***** Record excerpts *****
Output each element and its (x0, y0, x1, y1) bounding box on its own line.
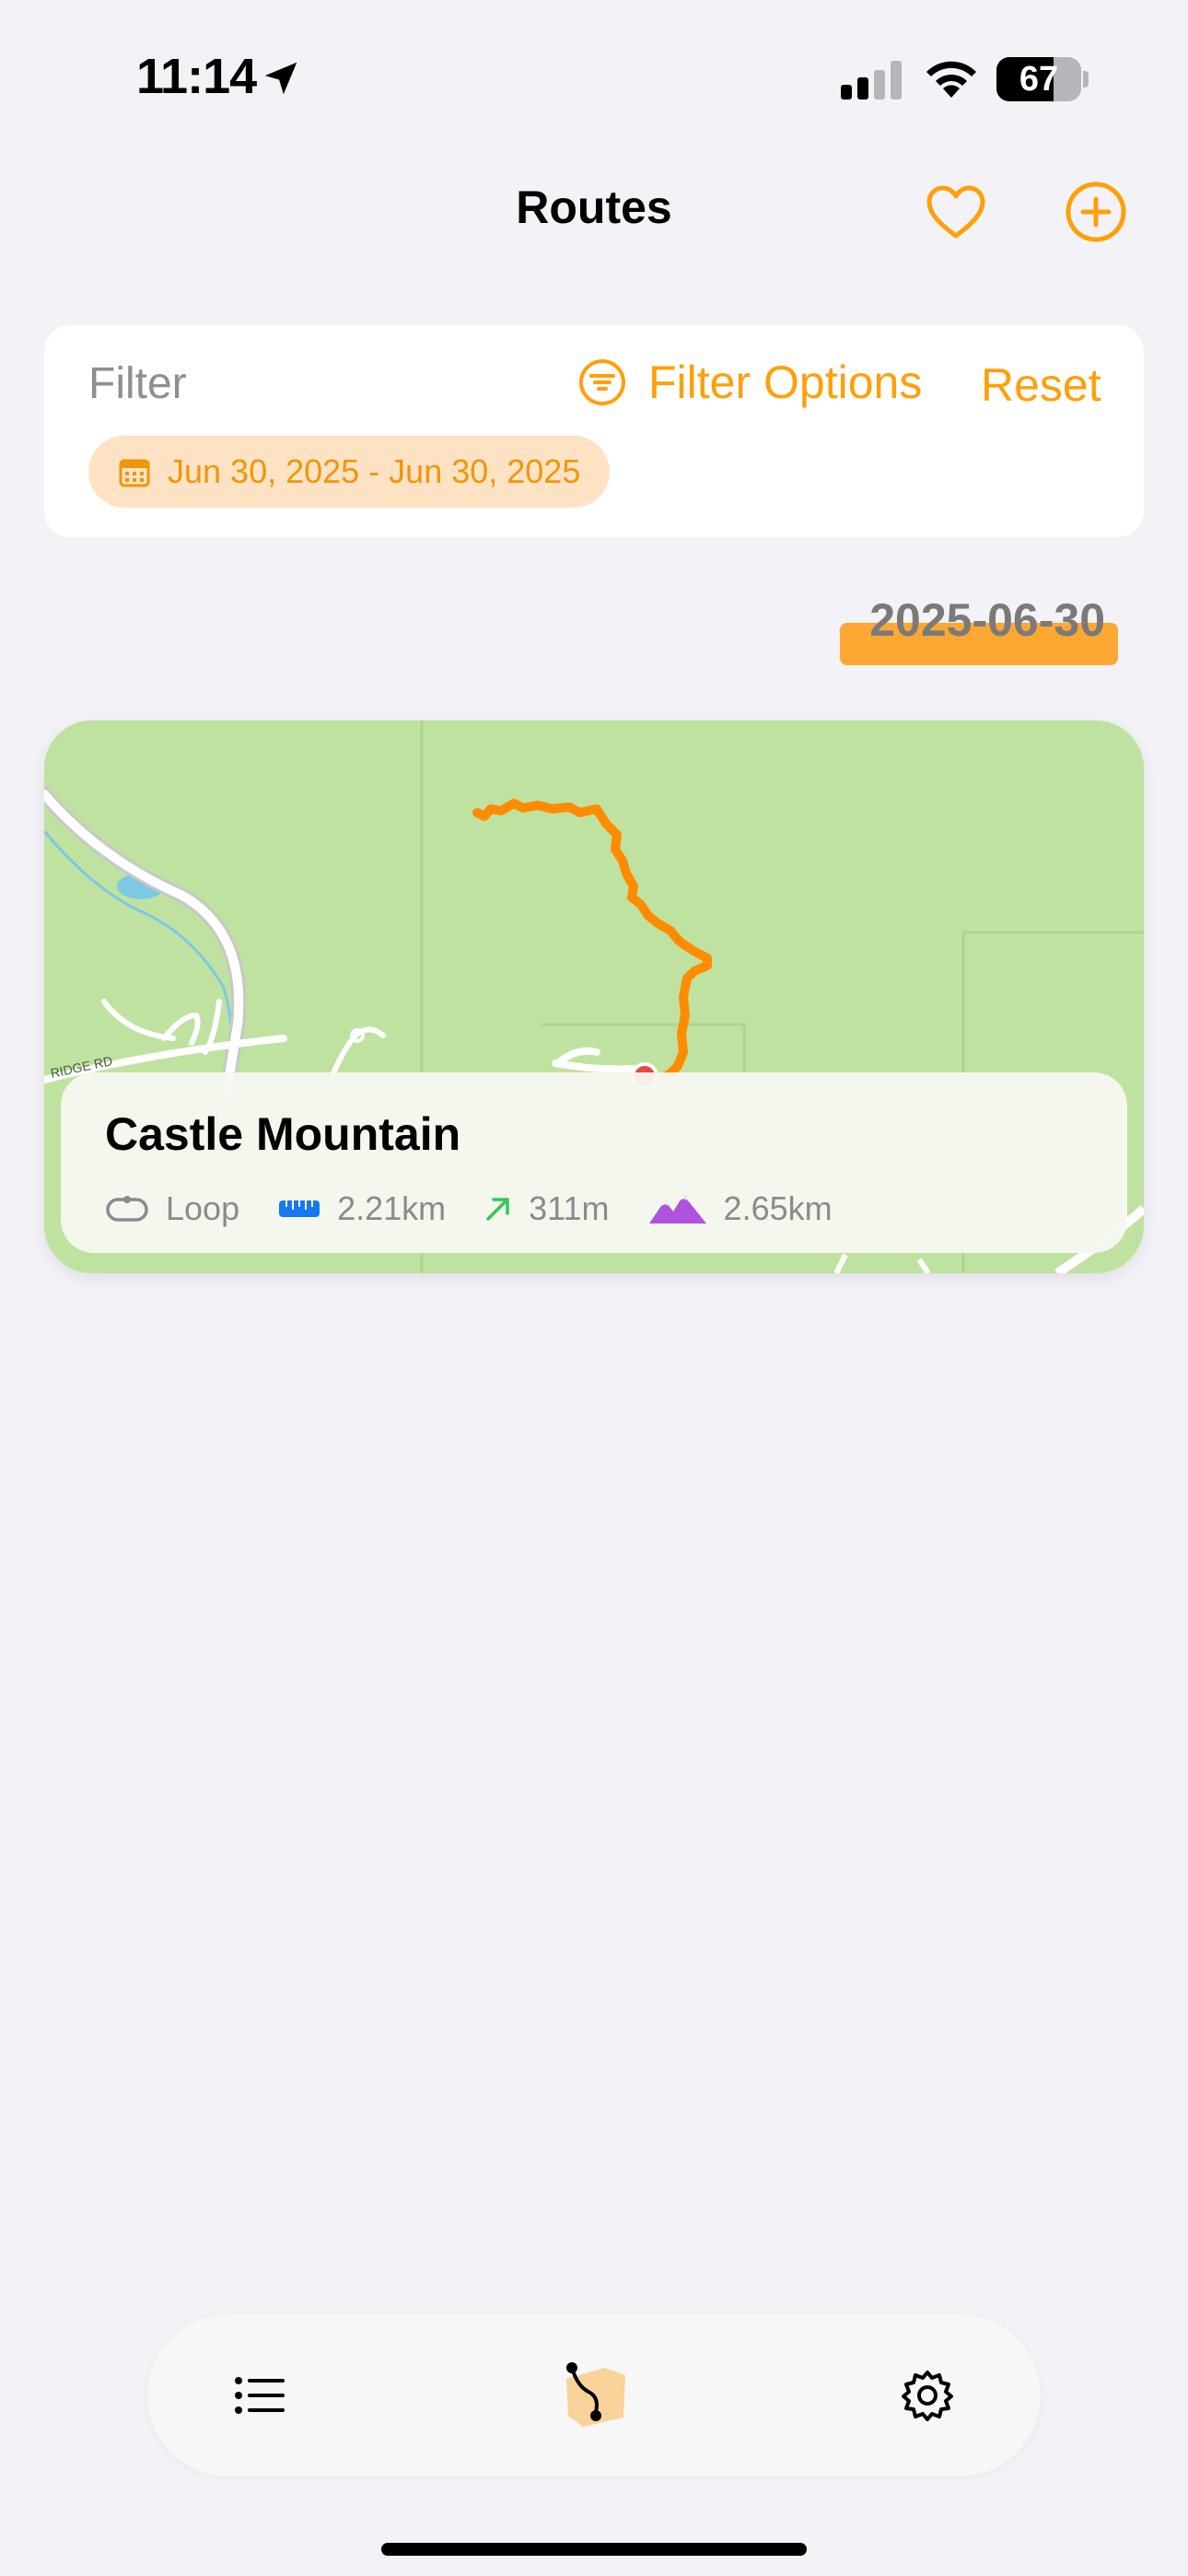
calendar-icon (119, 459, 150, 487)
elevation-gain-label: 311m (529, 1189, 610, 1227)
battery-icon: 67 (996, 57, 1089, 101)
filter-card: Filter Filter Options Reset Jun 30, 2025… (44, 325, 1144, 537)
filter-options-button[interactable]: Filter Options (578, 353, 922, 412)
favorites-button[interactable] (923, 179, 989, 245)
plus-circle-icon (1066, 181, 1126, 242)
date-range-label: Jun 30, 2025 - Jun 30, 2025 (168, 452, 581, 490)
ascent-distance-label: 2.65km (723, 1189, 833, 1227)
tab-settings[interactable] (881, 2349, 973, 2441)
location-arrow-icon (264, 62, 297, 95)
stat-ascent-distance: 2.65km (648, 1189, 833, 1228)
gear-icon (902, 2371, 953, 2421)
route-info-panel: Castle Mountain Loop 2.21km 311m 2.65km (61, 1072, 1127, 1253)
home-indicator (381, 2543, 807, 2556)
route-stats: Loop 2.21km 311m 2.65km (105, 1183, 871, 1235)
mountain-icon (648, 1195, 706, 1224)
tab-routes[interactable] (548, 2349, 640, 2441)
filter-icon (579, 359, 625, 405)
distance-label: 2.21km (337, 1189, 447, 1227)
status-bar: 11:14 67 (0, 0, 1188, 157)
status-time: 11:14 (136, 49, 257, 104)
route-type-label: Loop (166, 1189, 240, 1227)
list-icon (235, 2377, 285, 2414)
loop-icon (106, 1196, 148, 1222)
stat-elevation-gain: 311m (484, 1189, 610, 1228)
*****
Swap "Filter Options" for "Sort Options" everywhere it shows up in the rows, and give all the lines back with nothing else changed. Leave the pictures out.

Output each element and its (x0, y0, x1, y1) bounding box on its own line.
calendar-icon (119, 459, 150, 487)
elevation-gain-label: 311m (529, 1189, 610, 1227)
battery-icon: 67 (996, 57, 1089, 101)
filter-card: Filter Sort Options Reset Jun 30, 2025… (44, 325, 1144, 537)
filter-options-button[interactable]: Sort Options (578, 353, 922, 412)
favorites-button[interactable] (923, 179, 989, 245)
plus-circle-icon (1066, 181, 1126, 242)
date-range-label: Jun 30, 2025 - Jun 30, 2025 (168, 452, 581, 490)
ascent-distance-label: 2.65km (723, 1189, 833, 1227)
tab-settings[interactable] (881, 2349, 973, 2441)
location-arrow-icon (264, 62, 297, 95)
stat-ascent-distance: 2.65km (648, 1189, 833, 1228)
gear-icon (902, 2371, 953, 2421)
route-info-panel: Castle Mountain Loop 2.21km 311m 2.65km (61, 1072, 1127, 1253)
home-indicator (381, 2543, 807, 2556)
route-stats: Loop 2.21km 311m 2.65km (105, 1183, 871, 1235)
mountain-icon (648, 1195, 706, 1224)
tab-routes[interactable] (548, 2349, 640, 2441)
filter-icon (579, 359, 625, 405)
distance-label: 2.21km (337, 1189, 447, 1227)
status-bar: 11:14 67 (0, 0, 1188, 157)
status-time: 11:14 (136, 49, 257, 104)
route-type-label: Loop (166, 1189, 240, 1227)
list-icon (235, 2377, 285, 2414)
loop-icon (106, 1196, 148, 1222)
stat-elevation-gain: 311m (484, 1189, 610, 1228)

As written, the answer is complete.